* _Written problem_: Output every entry exactly, from the first line to the last.

* start *

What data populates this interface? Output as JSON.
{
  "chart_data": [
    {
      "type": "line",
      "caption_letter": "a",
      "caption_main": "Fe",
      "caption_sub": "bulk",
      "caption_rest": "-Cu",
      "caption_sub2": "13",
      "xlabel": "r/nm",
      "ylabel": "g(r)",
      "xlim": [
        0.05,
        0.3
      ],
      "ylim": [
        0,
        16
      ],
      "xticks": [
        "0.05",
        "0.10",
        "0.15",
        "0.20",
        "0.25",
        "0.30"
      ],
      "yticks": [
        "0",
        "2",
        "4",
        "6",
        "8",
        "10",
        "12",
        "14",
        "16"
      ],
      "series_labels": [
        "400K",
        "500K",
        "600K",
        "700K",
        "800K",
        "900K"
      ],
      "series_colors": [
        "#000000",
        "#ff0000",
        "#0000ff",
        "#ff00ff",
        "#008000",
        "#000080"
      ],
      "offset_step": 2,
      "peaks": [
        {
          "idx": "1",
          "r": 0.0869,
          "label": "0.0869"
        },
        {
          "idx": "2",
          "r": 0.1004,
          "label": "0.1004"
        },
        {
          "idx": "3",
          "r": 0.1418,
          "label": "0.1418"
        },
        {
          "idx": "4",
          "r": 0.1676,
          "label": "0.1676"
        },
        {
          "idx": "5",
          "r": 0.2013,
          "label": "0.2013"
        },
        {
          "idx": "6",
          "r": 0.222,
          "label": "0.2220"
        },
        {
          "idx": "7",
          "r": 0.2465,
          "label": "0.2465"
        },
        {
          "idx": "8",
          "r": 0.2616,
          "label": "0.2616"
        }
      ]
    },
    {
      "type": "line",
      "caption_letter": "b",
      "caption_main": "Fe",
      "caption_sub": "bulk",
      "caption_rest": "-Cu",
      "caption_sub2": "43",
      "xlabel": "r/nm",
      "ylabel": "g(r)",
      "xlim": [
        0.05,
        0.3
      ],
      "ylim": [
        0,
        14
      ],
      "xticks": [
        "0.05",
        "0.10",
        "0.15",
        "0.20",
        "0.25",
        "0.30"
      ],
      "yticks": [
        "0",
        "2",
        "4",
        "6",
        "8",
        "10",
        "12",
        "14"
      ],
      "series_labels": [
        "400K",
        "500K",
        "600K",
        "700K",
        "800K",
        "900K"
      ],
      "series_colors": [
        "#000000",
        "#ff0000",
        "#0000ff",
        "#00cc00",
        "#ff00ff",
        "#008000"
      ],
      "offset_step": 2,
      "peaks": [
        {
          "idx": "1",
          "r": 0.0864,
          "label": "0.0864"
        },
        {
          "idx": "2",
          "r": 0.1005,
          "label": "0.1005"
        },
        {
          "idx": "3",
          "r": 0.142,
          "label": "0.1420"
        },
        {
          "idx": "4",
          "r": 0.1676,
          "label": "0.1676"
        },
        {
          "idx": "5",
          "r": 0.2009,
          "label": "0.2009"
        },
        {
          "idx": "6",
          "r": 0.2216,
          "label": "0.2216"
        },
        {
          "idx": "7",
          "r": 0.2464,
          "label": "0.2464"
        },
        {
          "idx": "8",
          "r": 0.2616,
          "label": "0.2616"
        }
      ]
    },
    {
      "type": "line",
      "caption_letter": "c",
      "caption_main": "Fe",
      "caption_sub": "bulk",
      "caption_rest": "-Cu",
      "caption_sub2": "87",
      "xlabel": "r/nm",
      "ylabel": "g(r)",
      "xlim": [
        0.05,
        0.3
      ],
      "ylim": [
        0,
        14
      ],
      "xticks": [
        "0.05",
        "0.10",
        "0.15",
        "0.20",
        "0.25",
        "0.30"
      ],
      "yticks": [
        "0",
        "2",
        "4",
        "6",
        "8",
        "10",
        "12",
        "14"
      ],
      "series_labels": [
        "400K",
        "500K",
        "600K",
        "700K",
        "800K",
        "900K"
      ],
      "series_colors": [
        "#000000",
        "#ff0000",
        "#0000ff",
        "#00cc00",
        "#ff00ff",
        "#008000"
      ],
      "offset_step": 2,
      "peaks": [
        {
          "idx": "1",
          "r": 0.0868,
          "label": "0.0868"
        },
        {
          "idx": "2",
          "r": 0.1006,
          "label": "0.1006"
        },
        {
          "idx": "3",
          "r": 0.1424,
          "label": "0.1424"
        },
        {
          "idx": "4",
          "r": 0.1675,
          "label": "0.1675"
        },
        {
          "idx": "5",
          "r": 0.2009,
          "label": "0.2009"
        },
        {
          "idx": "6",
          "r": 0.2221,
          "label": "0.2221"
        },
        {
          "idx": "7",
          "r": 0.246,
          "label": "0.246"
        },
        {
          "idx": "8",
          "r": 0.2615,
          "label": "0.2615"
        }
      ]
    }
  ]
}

* end *

* _Full solution_:
What data populates this interface? Output as JSON.
{
  "chart_data": [
    {
      "type": "line",
      "caption_letter": "a",
      "caption_main": "Fe",
      "caption_sub": "bulk",
      "caption_rest": "-Cu",
      "caption_sub2": "13",
      "xlabel": "r/nm",
      "ylabel": "g(r)",
      "xlim": [
        0.05,
        0.3
      ],
      "ylim": [
        0,
        16
      ],
      "xticks": [
        "0.05",
        "0.10",
        "0.15",
        "0.20",
        "0.25",
        "0.30"
      ],
      "yticks": [
        "0",
        "2",
        "4",
        "6",
        "8",
        "10",
        "12",
        "14",
        "16"
      ],
      "series_labels": [
        "400K",
        "500K",
        "600K",
        "700K",
        "800K",
        "900K"
      ],
      "series_colors": [
        "#000000",
        "#ff0000",
        "#0000ff",
        "#ff00ff",
        "#008000",
        "#000080"
      ],
      "offset_step": 2,
      "peaks": [
        {
          "idx": "1",
          "r": 0.0869,
          "label": "0.0869"
        },
        {
          "idx": "2",
          "r": 0.1004,
          "label": "0.1004"
        },
        {
          "idx": "3",
          "r": 0.1418,
          "label": "0.1418"
        },
        {
          "idx": "4",
          "r": 0.1676,
          "label": "0.1676"
        },
        {
          "idx": "5",
          "r": 0.2013,
          "label": "0.2013"
        },
        {
          "idx": "6",
          "r": 0.222,
          "label": "0.2220"
        },
        {
          "idx": "7",
          "r": 0.2465,
          "label": "0.2465"
        },
        {
          "idx": "8",
          "r": 0.2616,
          "label": "0.2616"
        }
      ]
    },
    {
      "type": "line",
      "caption_letter": "b",
      "caption_main": "Fe",
      "caption_sub": "bulk",
      "caption_rest": "-Cu",
      "caption_sub2": "43",
      "xlabel": "r/nm",
      "ylabel": "g(r)",
      "xlim": [
        0.05,
        0.3
      ],
      "ylim": [
        0,
        14
      ],
      "xticks": [
        "0.05",
        "0.10",
        "0.15",
        "0.20",
        "0.25",
        "0.30"
      ],
      "yticks": [
        "0",
        "2",
        "4",
        "6",
        "8",
        "10",
        "12",
        "14"
      ],
      "series_labels": [
        "400K",
        "500K",
        "600K",
        "700K",
        "800K",
        "900K"
      ],
      "series_colors": [
        "#000000",
        "#ff0000",
        "#0000ff",
        "#00cc00",
        "#ff00ff",
        "#008000"
      ],
      "offset_step": 2,
      "peaks": [
        {
          "idx": "1",
          "r": 0.0864,
          "label": "0.0864"
        },
        {
          "idx": "2",
          "r": 0.1005,
          "label": "0.1005"
        },
        {
          "idx": "3",
          "r": 0.142,
          "label": "0.1420"
        },
        {
          "idx": "4",
          "r": 0.1676,
          "label": "0.1676"
        },
        {
          "idx": "5",
          "r": 0.2009,
          "label": "0.2009"
        },
        {
          "idx": "6",
          "r": 0.2216,
          "label": "0.2216"
        },
        {
          "idx": "7",
          "r": 0.2464,
          "label": "0.2464"
        },
        {
          "idx": "8",
          "r": 0.2616,
          "label": "0.2616"
        }
      ]
    },
    {
      "type": "line",
      "caption_letter": "c",
      "caption_main": "Fe",
      "caption_sub": "bulk",
      "caption_rest": "-Cu",
      "caption_sub2": "87",
      "xlabel": "r/nm",
      "ylabel": "g(r)",
      "xlim": [
        0.05,
        0.3
      ],
      "ylim": [
        0,
        14
      ],
      "xticks": [
        "0.05",
        "0.10",
        "0.15",
        "0.20",
        "0.25",
        "0.30"
      ],
      "yticks": [
        "0",
        "2",
        "4",
        "6",
        "8",
        "10",
        "12",
        "14"
      ],
      "series_labels": [
        "400K",
        "500K",
        "600K",
        "700K",
        "800K",
        "900K"
      ],
      "series_colors": [
        "#000000",
        "#ff0000",
        "#0000ff",
        "#00cc00",
        "#ff00ff",
        "#008000"
      ],
      "offset_step": 2,
      "peaks": [
        {
          "idx": "1",
          "r": 0.0868,
          "label": "0.0868"
        },
        {
          "idx": "2",
          "r": 0.1006,
          "label": "0.1006"
        },
        {
          "idx": "3",
          "r": 0.1424,
          "label": "0.1424"
        },
        {
          "idx": "4",
          "r": 0.1675,
          "label": "0.1675"
        },
        {
          "idx": "5",
          "r": 0.2009,
          "label": "0.2009"
        },
        {
          "idx": "6",
          "r": 0.2221,
          "label": "0.2221"
        },
        {
          "idx": "7",
          "r": 0.246,
          "label": "0.246"
        },
        {
          "idx": "8",
          "r": 0.2615,
          "label": "0.2615"
        }
      ]
    }
  ]
}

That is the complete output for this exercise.